WRITTEN EXERCISE: Set down every record once more, exactly as given.
##### RECORD SET
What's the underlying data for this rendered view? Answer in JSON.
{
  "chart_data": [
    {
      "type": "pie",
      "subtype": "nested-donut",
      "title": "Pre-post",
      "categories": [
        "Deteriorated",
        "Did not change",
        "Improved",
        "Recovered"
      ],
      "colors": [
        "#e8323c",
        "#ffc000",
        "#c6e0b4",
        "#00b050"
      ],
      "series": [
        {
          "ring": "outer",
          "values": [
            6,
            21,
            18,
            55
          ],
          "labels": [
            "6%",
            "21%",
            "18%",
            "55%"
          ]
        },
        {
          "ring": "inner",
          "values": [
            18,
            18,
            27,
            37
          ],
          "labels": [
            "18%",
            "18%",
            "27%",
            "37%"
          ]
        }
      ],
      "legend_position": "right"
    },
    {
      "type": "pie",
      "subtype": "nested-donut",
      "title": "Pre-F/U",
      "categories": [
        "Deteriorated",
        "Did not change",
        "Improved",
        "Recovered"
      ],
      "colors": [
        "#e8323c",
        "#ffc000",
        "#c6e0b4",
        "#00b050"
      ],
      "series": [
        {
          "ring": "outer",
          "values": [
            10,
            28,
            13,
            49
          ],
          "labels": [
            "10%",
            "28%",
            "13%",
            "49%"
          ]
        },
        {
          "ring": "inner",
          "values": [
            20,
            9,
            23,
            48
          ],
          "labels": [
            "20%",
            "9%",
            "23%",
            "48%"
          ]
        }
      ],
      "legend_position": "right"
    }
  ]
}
##########
RESPONSE TO THE TASK:
What's the underlying data for this rendered view? Answer in JSON.
{
  "chart_data": [
    {
      "type": "pie",
      "subtype": "nested-donut",
      "title": "Pre-post",
      "categories": [
        "Deteriorated",
        "Did not change",
        "Improved",
        "Recovered"
      ],
      "colors": [
        "#e8323c",
        "#ffc000",
        "#c6e0b4",
        "#00b050"
      ],
      "series": [
        {
          "ring": "outer",
          "values": [
            6,
            21,
            18,
            55
          ],
          "labels": [
            "6%",
            "21%",
            "18%",
            "55%"
          ]
        },
        {
          "ring": "inner",
          "values": [
            18,
            18,
            27,
            37
          ],
          "labels": [
            "18%",
            "18%",
            "27%",
            "37%"
          ]
        }
      ],
      "legend_position": "right"
    },
    {
      "type": "pie",
      "subtype": "nested-donut",
      "title": "Pre-F/U",
      "categories": [
        "Deteriorated",
        "Did not change",
        "Improved",
        "Recovered"
      ],
      "colors": [
        "#e8323c",
        "#ffc000",
        "#c6e0b4",
        "#00b050"
      ],
      "series": [
        {
          "ring": "outer",
          "values": [
            10,
            28,
            13,
            49
          ],
          "labels": [
            "10%",
            "28%",
            "13%",
            "49%"
          ]
        },
        {
          "ring": "inner",
          "values": [
            20,
            9,
            23,
            48
          ],
          "labels": [
            "20%",
            "9%",
            "23%",
            "48%"
          ]
        }
      ],
      "legend_position": "right"
    }
  ]
}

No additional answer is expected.